Aim - Find and return each line containing "Ashkan".

═══ Records shown

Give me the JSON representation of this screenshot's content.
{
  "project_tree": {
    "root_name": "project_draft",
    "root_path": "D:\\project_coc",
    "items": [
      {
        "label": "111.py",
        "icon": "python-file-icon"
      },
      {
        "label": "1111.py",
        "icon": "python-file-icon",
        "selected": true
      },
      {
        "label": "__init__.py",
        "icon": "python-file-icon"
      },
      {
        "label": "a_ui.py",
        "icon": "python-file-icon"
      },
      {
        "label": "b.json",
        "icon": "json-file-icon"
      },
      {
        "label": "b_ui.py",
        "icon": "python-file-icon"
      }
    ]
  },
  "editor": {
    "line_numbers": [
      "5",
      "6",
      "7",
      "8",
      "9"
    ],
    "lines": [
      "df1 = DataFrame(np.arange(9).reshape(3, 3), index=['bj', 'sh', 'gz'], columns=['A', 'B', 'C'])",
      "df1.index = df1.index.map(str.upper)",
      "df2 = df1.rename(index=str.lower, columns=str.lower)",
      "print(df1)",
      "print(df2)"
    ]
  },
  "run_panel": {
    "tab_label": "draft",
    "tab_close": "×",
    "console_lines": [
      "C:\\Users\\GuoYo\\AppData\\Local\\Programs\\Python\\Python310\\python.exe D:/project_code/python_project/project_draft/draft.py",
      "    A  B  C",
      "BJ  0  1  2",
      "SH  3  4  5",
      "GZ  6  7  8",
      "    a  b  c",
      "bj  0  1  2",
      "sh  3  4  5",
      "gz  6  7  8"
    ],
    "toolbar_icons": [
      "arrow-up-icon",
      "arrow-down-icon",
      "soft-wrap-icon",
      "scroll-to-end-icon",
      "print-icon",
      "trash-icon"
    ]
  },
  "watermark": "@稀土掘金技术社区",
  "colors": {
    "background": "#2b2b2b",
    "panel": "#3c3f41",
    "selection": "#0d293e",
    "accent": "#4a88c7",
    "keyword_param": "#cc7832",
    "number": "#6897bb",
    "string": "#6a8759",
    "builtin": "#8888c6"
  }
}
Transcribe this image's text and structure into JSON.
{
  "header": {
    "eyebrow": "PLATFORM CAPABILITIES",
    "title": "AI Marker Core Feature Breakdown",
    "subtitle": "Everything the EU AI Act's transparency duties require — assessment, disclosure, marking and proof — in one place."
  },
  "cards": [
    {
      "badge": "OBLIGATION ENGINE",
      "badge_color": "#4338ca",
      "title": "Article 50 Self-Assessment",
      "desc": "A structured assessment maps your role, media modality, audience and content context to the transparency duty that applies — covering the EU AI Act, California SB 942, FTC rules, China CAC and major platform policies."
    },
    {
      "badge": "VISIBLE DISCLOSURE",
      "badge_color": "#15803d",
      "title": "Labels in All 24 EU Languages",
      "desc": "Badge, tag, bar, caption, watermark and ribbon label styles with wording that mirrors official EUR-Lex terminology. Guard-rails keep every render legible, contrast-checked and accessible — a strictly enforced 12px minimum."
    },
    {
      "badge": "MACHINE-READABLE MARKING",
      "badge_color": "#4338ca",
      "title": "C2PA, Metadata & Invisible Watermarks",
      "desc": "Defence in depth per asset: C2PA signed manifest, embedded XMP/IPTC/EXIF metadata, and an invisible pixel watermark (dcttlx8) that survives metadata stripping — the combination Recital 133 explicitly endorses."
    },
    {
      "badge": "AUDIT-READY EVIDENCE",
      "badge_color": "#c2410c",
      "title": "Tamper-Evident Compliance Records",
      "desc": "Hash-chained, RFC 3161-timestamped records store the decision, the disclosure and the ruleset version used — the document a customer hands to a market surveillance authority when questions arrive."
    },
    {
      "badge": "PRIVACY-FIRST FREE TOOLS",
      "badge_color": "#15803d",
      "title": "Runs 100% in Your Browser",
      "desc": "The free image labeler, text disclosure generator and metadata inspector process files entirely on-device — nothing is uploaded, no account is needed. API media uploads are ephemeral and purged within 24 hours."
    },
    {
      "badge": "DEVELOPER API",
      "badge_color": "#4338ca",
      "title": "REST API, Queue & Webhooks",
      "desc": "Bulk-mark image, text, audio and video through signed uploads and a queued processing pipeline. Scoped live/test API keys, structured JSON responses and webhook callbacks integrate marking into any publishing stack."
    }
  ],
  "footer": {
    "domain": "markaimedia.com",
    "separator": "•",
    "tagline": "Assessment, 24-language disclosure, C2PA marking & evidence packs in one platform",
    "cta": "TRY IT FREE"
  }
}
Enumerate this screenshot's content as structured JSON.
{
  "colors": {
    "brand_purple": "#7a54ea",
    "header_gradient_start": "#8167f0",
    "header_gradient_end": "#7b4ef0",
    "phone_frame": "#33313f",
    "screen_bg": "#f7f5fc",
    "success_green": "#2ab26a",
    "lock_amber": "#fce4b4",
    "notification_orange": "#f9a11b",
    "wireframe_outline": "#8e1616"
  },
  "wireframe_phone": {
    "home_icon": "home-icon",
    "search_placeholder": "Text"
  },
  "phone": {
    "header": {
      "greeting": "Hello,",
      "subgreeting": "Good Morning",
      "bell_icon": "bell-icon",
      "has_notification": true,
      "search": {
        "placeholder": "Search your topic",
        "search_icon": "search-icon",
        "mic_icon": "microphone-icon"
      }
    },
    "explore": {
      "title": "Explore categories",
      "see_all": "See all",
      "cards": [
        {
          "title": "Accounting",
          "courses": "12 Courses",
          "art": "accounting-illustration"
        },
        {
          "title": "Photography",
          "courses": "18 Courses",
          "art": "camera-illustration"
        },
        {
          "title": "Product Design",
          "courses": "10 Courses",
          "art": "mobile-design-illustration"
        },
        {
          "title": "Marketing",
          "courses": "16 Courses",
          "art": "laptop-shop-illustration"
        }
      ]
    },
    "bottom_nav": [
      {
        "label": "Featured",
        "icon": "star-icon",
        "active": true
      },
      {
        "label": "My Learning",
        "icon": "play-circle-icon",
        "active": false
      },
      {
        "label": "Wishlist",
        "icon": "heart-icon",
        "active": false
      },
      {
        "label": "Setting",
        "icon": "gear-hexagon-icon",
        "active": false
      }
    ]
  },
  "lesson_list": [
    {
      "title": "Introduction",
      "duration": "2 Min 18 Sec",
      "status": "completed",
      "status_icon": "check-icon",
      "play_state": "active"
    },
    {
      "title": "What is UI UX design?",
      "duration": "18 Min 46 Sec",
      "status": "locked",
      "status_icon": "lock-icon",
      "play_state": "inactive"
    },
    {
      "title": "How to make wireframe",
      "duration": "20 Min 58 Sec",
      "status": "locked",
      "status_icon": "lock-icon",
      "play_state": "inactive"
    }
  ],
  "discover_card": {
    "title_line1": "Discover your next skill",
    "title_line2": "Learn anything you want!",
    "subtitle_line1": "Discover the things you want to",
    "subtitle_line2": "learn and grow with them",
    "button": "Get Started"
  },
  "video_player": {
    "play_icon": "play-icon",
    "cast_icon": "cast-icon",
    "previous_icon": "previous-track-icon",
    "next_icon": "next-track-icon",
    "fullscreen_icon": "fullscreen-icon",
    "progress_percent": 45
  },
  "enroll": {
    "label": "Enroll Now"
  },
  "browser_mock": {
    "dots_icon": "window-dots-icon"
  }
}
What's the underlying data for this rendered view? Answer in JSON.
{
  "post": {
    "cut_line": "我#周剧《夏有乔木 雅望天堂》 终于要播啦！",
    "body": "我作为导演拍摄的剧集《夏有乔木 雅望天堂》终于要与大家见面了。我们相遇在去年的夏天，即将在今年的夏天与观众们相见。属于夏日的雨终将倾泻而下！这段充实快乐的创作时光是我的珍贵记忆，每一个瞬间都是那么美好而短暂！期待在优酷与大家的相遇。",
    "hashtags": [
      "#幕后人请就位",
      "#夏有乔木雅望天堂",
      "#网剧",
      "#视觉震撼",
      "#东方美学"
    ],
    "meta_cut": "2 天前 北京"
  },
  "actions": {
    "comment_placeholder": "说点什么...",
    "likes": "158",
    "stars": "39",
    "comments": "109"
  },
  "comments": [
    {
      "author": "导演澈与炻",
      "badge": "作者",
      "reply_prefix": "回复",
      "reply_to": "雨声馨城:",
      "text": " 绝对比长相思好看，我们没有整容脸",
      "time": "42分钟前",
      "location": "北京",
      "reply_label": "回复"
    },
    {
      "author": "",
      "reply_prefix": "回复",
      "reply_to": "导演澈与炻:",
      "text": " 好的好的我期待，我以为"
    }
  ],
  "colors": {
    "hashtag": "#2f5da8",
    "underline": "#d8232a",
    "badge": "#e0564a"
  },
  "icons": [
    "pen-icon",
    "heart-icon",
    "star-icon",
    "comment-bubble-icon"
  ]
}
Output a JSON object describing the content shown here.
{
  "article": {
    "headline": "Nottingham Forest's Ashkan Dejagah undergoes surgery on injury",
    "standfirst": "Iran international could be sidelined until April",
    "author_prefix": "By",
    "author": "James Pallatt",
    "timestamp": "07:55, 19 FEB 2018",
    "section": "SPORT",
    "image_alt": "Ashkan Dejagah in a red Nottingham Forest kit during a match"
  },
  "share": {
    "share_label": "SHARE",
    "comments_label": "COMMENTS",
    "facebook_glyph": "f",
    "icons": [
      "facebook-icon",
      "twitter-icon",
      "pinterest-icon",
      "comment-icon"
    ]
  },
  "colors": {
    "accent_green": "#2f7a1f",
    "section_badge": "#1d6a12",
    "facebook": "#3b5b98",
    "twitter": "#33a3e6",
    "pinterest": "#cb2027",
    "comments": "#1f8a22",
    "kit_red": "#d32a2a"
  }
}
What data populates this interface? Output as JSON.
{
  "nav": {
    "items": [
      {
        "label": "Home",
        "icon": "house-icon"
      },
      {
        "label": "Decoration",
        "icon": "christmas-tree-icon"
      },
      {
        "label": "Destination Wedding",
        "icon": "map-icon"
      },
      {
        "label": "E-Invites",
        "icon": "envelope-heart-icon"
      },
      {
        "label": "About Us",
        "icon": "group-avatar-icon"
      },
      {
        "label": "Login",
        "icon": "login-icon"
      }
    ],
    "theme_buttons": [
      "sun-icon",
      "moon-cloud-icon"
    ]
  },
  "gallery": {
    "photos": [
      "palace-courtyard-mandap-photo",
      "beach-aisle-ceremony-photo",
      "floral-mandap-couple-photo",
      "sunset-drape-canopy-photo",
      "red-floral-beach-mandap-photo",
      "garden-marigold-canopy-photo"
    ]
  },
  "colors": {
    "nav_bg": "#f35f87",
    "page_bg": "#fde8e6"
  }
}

══════

Answer to this task -
    "headline": "Nottingham Forest's Ashkan Dejagah undergoes surgery on injury",
    "image_alt": "Ashkan Dejagah in a red Nottingham Forest kit during a match"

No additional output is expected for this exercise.